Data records
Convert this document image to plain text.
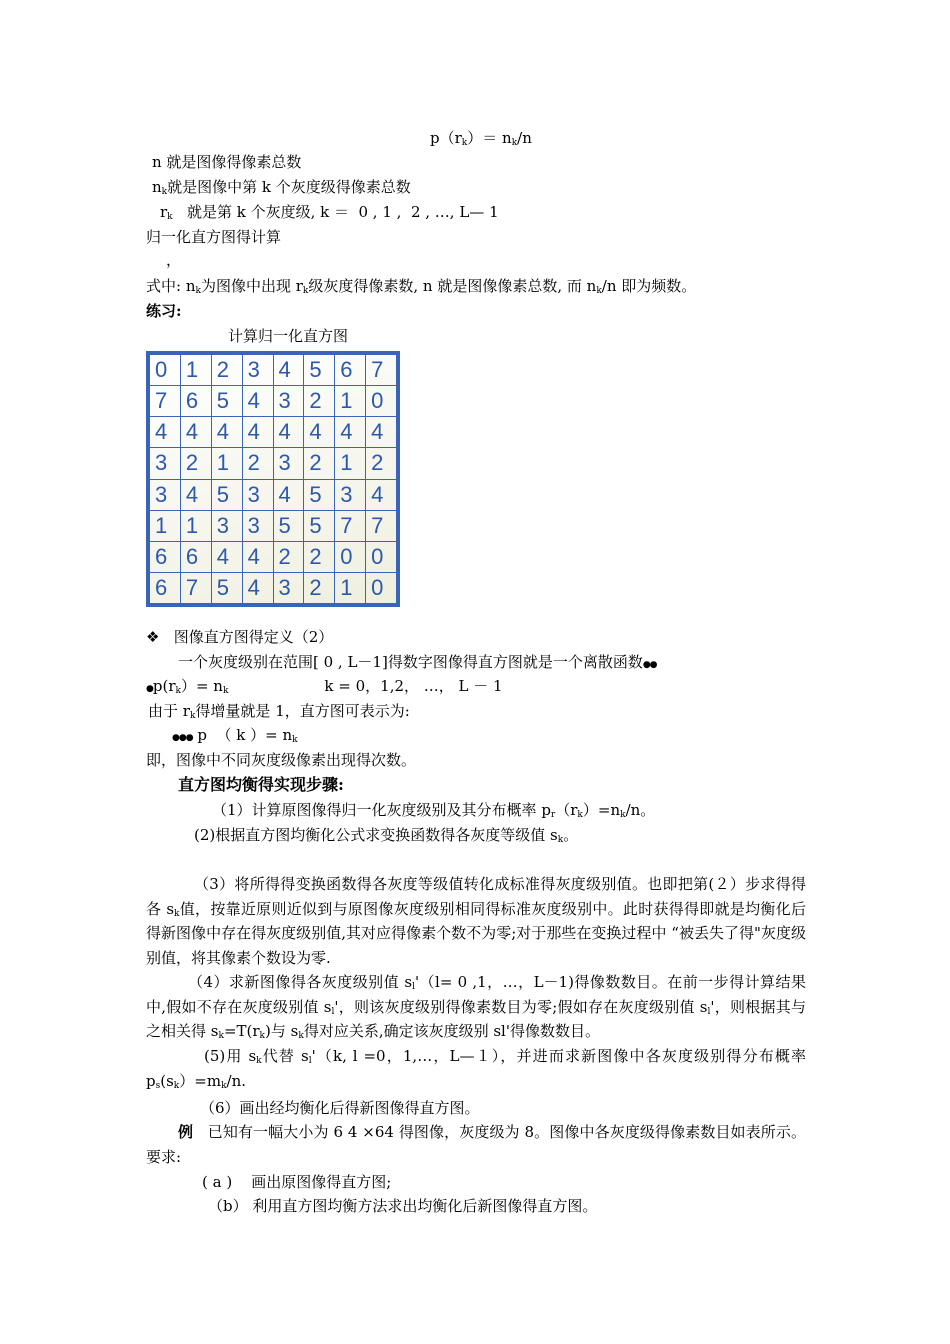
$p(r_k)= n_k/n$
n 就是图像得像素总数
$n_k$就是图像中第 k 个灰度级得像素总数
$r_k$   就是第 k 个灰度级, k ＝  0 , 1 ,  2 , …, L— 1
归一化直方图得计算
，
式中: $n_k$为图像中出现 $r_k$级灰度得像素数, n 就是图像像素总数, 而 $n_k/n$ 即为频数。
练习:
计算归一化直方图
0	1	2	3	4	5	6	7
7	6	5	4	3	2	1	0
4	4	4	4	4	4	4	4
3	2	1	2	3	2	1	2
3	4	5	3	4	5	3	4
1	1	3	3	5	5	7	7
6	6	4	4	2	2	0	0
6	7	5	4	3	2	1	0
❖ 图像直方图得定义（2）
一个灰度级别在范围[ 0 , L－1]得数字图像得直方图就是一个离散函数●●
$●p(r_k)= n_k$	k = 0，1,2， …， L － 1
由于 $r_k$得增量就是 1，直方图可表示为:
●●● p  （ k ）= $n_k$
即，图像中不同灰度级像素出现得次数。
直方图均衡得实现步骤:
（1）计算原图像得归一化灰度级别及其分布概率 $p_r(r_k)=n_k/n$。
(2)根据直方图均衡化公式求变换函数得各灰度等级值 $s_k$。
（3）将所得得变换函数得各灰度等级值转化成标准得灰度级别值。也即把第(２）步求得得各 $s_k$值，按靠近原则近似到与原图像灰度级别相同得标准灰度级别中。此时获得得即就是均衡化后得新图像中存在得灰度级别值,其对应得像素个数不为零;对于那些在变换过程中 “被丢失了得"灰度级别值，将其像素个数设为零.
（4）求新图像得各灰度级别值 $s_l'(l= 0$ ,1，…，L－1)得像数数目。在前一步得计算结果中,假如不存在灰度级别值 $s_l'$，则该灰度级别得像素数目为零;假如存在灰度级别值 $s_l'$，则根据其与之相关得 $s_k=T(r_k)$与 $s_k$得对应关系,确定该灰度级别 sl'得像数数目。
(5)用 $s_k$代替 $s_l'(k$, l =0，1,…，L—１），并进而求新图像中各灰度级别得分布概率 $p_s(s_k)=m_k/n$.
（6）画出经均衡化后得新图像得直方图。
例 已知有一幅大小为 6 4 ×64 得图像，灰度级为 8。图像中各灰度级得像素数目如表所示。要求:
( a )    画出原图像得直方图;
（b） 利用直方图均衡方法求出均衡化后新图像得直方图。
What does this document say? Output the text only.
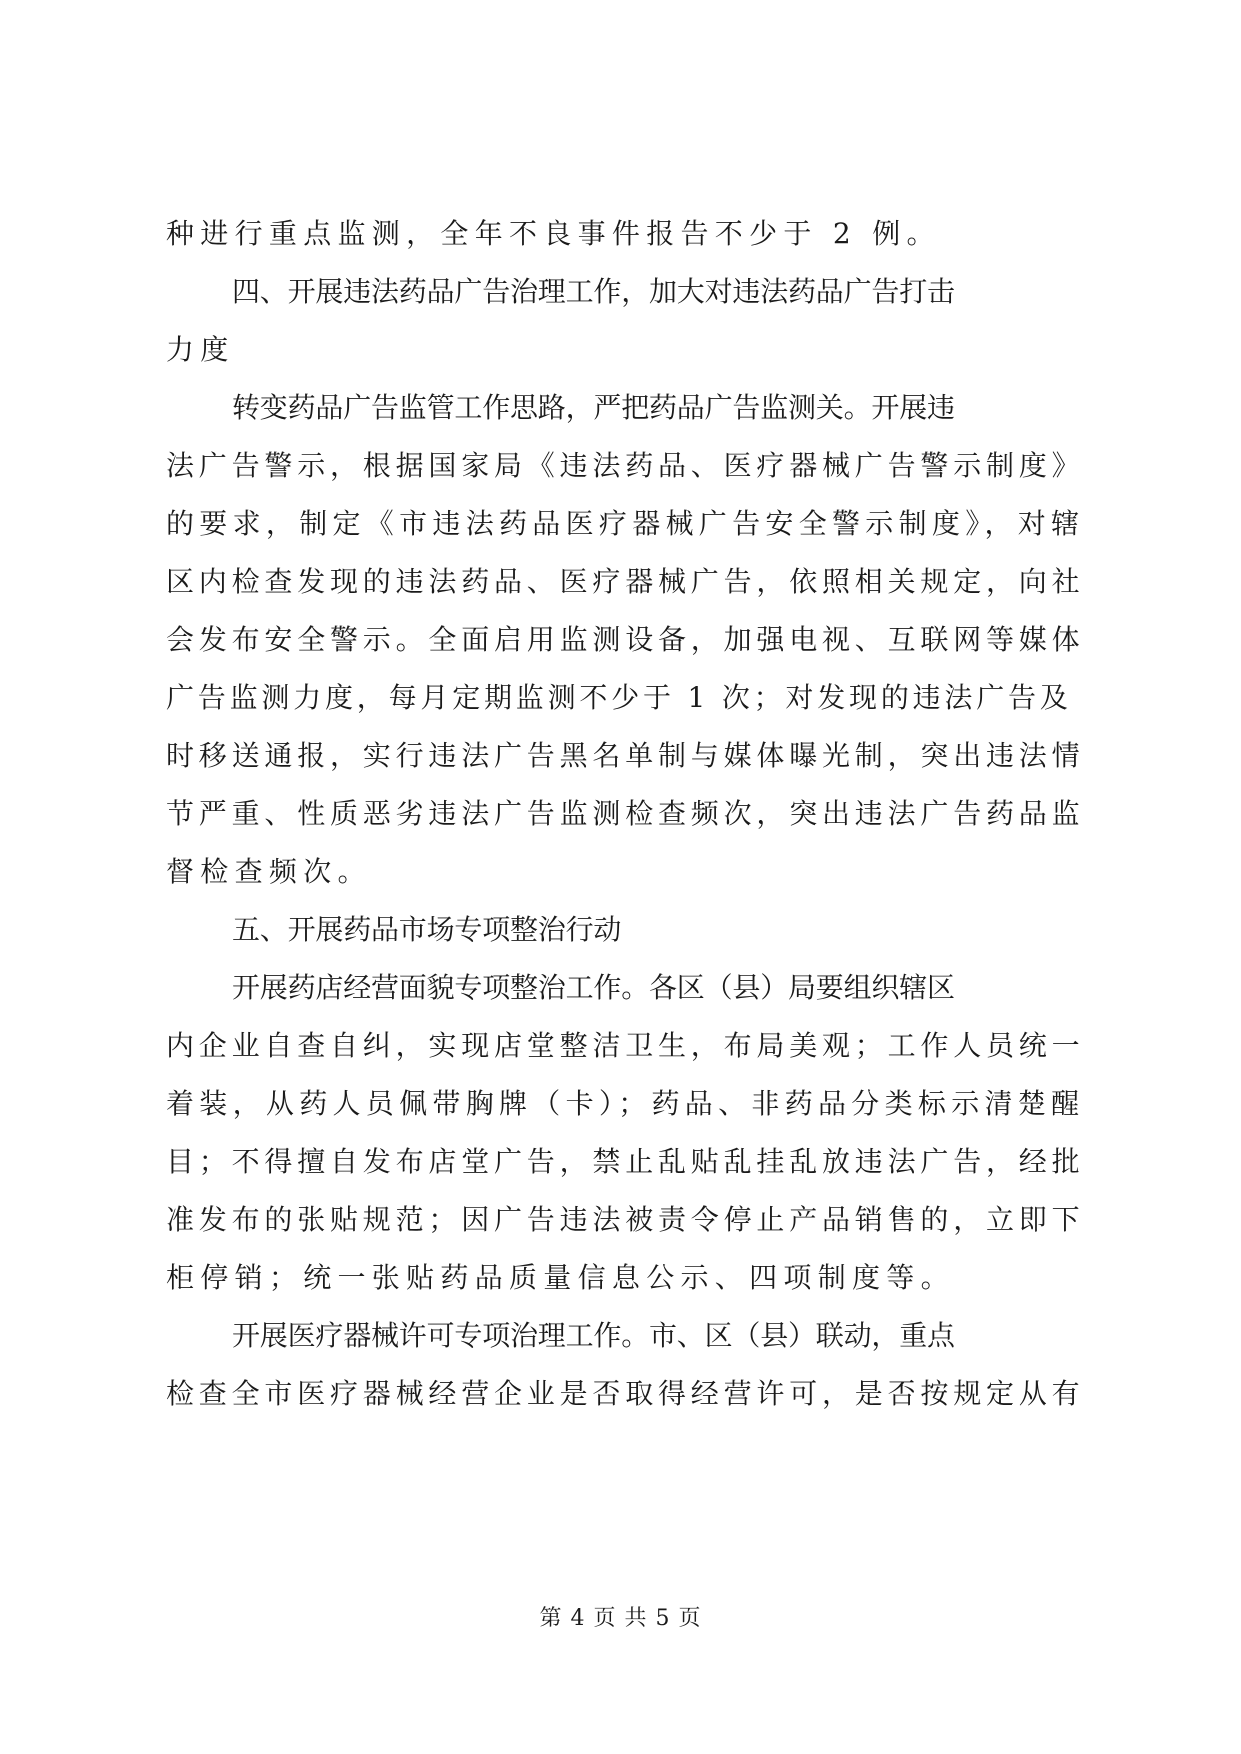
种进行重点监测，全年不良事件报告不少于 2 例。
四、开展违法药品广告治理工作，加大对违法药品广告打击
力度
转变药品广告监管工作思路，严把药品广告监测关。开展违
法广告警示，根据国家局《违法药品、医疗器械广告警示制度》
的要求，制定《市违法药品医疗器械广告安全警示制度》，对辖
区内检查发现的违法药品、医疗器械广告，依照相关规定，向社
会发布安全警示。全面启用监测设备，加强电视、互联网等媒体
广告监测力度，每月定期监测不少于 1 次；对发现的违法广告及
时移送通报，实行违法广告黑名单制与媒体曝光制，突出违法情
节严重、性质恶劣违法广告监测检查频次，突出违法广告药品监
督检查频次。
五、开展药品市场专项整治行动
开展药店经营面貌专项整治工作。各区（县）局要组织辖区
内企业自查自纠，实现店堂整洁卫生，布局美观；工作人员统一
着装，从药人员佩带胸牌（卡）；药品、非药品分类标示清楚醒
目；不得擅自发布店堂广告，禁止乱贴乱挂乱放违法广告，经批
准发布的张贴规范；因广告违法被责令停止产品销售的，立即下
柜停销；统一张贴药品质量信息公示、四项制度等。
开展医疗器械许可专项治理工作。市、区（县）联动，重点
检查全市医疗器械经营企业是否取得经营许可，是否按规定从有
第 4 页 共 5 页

**Requirements**
Repeat exactly the lines from the one containing "What does this" through the last line of the records above, both included, and leave out the pictures.

**Solved problem**
What does this document say? Output the text only.
种进行重点监测，全年不良事件报告不少于 2 例。
四、开展违法药品广告治理工作，加大对违法药品广告打击
力度
转变药品广告监管工作思路，严把药品广告监测关。开展违
法广告警示，根据国家局《违法药品、医疗器械广告警示制度》
的要求，制定《市违法药品医疗器械广告安全警示制度》，对辖
区内检查发现的违法药品、医疗器械广告，依照相关规定，向社
会发布安全警示。全面启用监测设备，加强电视、互联网等媒体
广告监测力度，每月定期监测不少于 1 次；对发现的违法广告及
时移送通报，实行违法广告黑名单制与媒体曝光制，突出违法情
节严重、性质恶劣违法广告监测检查频次，突出违法广告药品监
督检查频次。
五、开展药品市场专项整治行动
开展药店经营面貌专项整治工作。各区（县）局要组织辖区
内企业自查自纠，实现店堂整洁卫生，布局美观；工作人员统一
着装，从药人员佩带胸牌（卡）；药品、非药品分类标示清楚醒
目；不得擅自发布店堂广告，禁止乱贴乱挂乱放违法广告，经批
准发布的张贴规范；因广告违法被责令停止产品销售的，立即下
柜停销；统一张贴药品质量信息公示、四项制度等。
开展医疗器械许可专项治理工作。市、区（县）联动，重点
检查全市医疗器械经营企业是否取得经营许可，是否按规定从有
第 4 页 共 5 页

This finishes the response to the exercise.